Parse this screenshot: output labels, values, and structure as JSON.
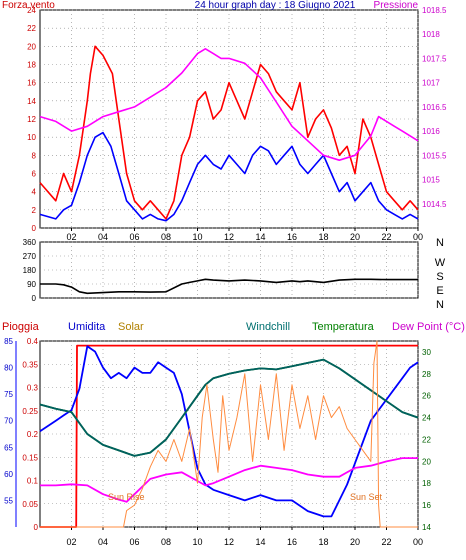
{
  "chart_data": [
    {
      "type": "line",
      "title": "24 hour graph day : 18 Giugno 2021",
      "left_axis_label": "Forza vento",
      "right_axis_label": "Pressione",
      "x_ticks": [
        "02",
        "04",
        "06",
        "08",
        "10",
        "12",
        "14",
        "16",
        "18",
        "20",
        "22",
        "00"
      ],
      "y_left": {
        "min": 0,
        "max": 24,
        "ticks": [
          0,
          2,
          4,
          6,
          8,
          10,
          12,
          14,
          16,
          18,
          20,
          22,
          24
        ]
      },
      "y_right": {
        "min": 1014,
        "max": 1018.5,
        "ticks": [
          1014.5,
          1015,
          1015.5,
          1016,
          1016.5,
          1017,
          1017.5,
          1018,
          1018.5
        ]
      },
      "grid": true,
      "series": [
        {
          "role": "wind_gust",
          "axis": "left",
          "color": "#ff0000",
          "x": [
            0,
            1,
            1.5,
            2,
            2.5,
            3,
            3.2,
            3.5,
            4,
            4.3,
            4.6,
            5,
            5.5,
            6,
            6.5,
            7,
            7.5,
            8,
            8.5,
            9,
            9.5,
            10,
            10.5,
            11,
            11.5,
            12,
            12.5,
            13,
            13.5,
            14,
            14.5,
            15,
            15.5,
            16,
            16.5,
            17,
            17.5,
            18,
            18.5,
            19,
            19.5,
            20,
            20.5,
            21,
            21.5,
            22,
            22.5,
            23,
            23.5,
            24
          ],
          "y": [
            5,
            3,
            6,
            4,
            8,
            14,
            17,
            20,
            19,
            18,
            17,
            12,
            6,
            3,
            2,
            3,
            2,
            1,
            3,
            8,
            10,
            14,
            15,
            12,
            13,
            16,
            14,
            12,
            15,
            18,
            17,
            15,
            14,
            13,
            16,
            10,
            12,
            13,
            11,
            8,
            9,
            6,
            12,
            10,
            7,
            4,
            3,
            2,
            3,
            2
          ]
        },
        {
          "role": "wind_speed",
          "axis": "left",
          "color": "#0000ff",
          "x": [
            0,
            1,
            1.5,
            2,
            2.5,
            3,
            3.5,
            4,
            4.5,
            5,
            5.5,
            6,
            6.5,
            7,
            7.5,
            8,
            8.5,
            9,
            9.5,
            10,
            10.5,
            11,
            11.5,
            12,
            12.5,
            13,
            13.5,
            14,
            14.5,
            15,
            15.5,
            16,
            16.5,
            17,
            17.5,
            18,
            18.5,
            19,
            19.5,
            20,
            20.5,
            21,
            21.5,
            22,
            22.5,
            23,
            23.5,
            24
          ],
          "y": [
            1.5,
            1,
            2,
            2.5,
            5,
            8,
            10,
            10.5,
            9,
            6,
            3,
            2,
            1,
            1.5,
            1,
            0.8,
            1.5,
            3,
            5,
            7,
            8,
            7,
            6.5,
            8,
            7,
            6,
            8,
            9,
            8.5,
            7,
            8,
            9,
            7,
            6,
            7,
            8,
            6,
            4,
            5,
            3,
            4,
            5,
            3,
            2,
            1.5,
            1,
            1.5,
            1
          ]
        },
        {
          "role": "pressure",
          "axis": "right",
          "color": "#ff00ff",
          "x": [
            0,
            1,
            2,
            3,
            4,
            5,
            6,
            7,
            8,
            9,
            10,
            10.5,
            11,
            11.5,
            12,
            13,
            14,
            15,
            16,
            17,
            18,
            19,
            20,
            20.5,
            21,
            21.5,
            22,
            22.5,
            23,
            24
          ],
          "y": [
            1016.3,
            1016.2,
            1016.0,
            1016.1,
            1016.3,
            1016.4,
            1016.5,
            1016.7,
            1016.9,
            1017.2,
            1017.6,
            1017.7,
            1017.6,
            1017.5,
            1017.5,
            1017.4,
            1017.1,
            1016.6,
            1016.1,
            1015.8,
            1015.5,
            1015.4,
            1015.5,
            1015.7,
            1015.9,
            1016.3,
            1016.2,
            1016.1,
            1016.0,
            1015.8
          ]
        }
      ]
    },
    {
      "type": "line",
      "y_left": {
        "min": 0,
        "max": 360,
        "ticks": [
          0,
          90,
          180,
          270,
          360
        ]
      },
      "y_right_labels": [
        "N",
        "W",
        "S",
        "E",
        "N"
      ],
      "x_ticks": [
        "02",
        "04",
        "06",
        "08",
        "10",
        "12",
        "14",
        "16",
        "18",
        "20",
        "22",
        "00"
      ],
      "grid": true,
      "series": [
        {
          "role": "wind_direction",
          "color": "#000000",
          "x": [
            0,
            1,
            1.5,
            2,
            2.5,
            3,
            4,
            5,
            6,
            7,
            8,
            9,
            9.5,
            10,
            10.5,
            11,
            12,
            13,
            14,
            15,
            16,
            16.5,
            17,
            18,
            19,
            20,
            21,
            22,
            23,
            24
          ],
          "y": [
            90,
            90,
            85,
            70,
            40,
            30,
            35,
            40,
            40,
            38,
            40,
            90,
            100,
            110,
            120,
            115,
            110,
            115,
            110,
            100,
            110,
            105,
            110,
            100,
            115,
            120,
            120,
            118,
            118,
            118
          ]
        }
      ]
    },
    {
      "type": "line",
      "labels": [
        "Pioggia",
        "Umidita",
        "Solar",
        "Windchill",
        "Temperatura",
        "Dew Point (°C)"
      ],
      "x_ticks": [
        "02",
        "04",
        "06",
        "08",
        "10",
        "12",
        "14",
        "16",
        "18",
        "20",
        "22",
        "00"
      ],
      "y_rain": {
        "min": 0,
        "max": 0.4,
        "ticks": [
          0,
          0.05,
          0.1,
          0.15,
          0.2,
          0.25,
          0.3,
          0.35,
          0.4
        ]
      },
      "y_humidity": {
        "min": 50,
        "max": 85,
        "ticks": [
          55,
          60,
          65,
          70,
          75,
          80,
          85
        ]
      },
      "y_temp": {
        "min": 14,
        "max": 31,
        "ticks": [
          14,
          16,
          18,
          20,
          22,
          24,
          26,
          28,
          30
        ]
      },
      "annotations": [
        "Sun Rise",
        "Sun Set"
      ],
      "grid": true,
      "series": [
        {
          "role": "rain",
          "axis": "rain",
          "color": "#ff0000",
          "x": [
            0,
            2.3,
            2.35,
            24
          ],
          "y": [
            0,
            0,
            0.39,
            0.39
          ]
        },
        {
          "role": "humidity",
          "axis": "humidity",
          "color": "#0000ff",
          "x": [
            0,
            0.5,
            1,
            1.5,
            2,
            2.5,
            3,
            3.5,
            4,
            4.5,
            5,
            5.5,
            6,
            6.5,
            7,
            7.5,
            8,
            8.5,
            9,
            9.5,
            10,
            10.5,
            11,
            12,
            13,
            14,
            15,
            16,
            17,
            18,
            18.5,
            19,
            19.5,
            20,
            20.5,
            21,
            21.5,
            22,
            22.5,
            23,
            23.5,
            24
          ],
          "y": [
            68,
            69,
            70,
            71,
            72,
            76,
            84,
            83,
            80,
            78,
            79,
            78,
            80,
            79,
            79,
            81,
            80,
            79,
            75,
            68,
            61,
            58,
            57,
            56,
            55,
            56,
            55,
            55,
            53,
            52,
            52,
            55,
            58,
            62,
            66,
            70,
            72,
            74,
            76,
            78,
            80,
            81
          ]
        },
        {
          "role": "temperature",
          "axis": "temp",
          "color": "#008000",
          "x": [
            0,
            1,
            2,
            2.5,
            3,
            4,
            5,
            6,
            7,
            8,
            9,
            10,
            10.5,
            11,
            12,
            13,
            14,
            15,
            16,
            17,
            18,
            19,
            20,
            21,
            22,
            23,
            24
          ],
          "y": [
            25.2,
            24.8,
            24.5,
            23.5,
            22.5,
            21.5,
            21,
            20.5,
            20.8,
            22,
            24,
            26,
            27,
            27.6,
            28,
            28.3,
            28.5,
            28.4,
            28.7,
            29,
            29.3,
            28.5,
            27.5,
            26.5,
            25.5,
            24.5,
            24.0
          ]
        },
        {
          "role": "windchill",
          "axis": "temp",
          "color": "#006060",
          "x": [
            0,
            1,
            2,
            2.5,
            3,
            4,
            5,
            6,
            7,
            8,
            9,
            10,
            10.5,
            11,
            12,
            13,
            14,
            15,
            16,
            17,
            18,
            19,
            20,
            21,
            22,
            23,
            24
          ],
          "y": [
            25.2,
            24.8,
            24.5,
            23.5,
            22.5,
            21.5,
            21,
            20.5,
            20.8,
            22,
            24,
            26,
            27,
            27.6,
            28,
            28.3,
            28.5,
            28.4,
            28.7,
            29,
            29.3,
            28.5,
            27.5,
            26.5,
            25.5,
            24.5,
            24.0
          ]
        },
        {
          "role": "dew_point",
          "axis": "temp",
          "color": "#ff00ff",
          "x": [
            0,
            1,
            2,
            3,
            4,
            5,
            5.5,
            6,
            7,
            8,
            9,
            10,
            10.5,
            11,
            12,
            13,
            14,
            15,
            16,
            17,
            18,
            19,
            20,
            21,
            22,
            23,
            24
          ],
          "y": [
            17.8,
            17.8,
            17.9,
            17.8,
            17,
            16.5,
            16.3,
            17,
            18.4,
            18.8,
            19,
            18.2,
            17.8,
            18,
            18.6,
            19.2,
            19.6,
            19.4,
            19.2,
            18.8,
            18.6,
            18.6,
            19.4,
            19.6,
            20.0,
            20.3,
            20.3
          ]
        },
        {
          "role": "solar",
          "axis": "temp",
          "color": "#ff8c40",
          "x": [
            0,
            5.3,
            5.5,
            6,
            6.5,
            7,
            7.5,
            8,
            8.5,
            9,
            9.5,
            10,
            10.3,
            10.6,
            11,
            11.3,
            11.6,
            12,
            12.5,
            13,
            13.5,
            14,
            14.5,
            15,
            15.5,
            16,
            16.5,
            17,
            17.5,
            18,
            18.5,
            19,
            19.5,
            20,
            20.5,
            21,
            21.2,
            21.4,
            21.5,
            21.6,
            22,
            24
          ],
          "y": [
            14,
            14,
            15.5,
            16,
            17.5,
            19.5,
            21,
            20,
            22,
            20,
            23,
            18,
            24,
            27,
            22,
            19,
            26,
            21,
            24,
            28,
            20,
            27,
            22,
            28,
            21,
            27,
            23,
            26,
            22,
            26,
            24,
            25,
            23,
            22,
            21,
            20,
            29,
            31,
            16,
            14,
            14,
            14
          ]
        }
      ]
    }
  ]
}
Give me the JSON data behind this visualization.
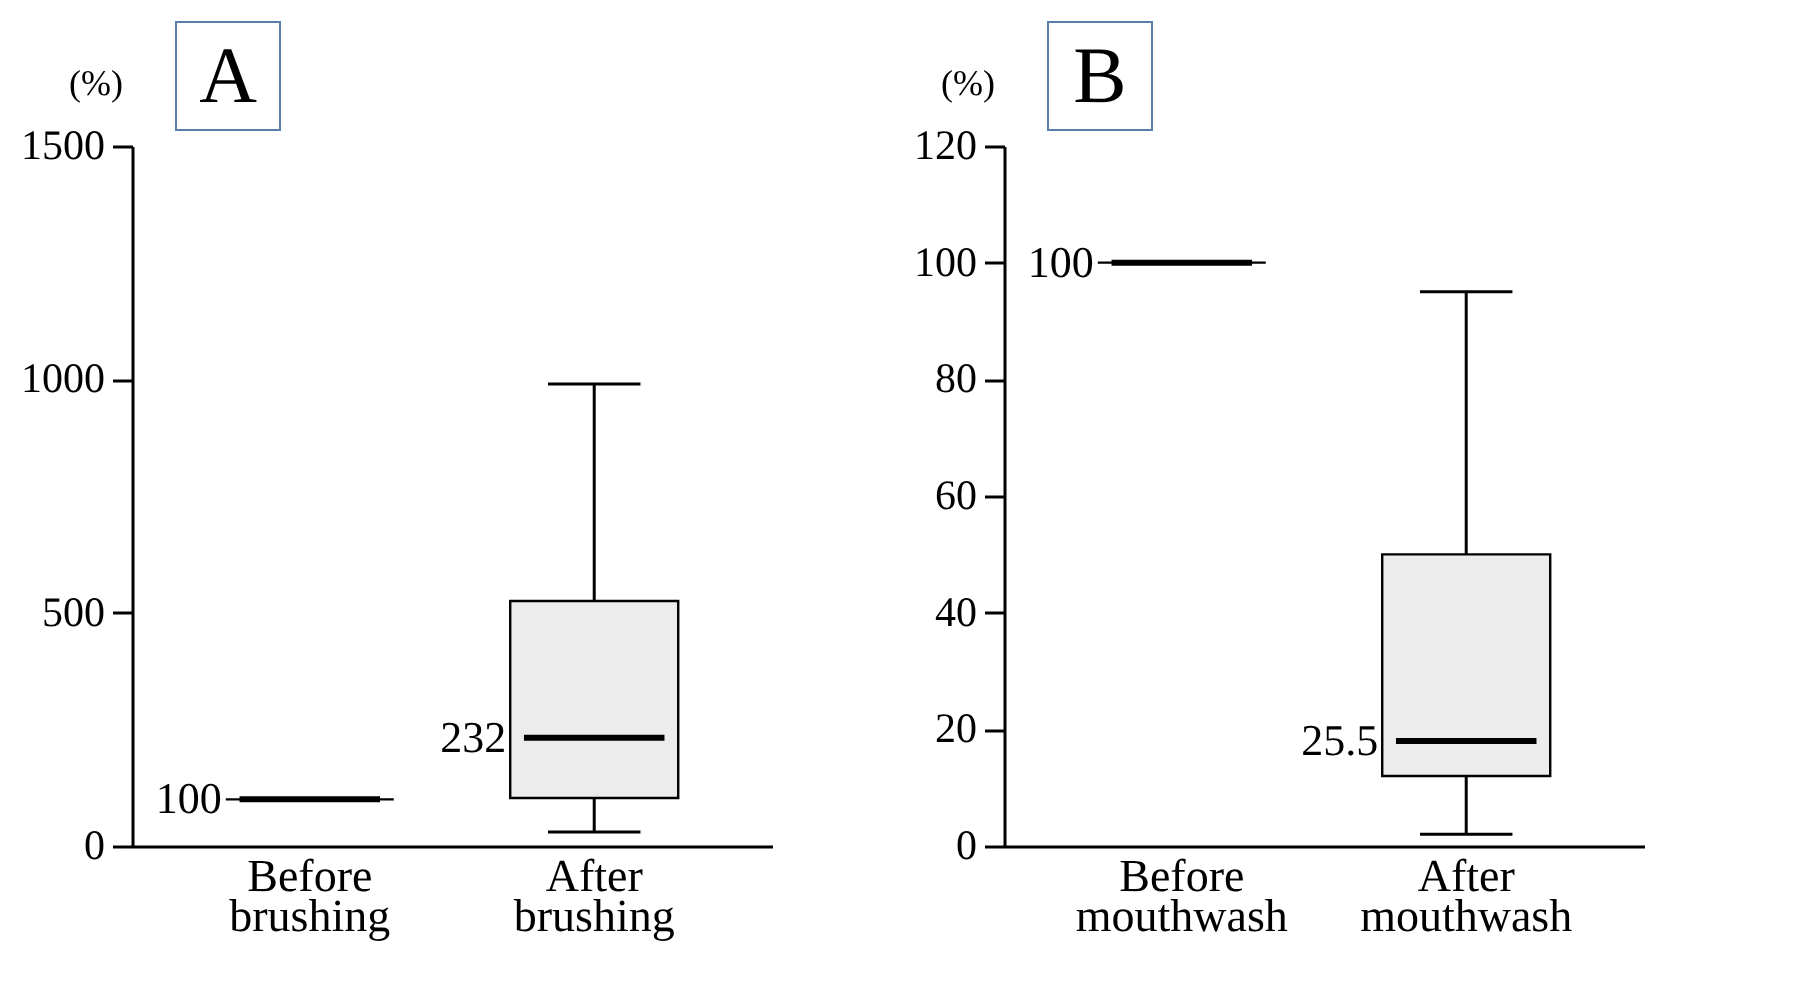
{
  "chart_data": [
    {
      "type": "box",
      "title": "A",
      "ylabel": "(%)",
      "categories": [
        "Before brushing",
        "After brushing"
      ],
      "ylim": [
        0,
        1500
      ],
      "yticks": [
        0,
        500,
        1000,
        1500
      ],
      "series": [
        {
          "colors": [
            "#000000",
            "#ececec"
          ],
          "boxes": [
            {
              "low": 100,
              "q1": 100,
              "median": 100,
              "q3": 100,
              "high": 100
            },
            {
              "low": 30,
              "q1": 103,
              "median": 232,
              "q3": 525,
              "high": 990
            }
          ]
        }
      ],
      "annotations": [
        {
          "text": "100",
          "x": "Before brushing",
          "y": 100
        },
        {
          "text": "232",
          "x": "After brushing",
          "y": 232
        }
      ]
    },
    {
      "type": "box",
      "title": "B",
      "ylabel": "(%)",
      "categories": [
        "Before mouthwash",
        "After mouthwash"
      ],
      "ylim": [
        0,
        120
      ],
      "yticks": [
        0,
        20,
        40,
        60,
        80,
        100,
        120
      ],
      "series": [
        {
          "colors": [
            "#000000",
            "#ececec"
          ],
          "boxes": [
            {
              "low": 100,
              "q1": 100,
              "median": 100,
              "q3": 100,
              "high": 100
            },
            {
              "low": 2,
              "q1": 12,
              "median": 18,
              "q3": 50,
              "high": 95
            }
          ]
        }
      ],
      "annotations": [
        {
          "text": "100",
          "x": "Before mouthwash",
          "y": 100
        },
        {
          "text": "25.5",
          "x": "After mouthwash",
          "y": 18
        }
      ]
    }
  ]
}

## Goal of the exercise
Print, exactly and only, the lines running from the line with "Give me the" through the last line of the data, including both. Skip any picture.

## Task response
Give me the JSON data behind this visualization.
{
  "chart_data": [
    {
      "type": "box",
      "title": "A",
      "ylabel": "(%)",
      "categories": [
        "Before brushing",
        "After brushing"
      ],
      "ylim": [
        0,
        1500
      ],
      "yticks": [
        0,
        500,
        1000,
        1500
      ],
      "series": [
        {
          "colors": [
            "#000000",
            "#ececec"
          ],
          "boxes": [
            {
              "low": 100,
              "q1": 100,
              "median": 100,
              "q3": 100,
              "high": 100
            },
            {
              "low": 30,
              "q1": 103,
              "median": 232,
              "q3": 525,
              "high": 990
            }
          ]
        }
      ],
      "annotations": [
        {
          "text": "100",
          "x": "Before brushing",
          "y": 100
        },
        {
          "text": "232",
          "x": "After brushing",
          "y": 232
        }
      ]
    },
    {
      "type": "box",
      "title": "B",
      "ylabel": "(%)",
      "categories": [
        "Before mouthwash",
        "After mouthwash"
      ],
      "ylim": [
        0,
        120
      ],
      "yticks": [
        0,
        20,
        40,
        60,
        80,
        100,
        120
      ],
      "series": [
        {
          "colors": [
            "#000000",
            "#ececec"
          ],
          "boxes": [
            {
              "low": 100,
              "q1": 100,
              "median": 100,
              "q3": 100,
              "high": 100
            },
            {
              "low": 2,
              "q1": 12,
              "median": 18,
              "q3": 50,
              "high": 95
            }
          ]
        }
      ],
      "annotations": [
        {
          "text": "100",
          "x": "Before mouthwash",
          "y": 100
        },
        {
          "text": "25.5",
          "x": "After mouthwash",
          "y": 18
        }
      ]
    }
  ]
}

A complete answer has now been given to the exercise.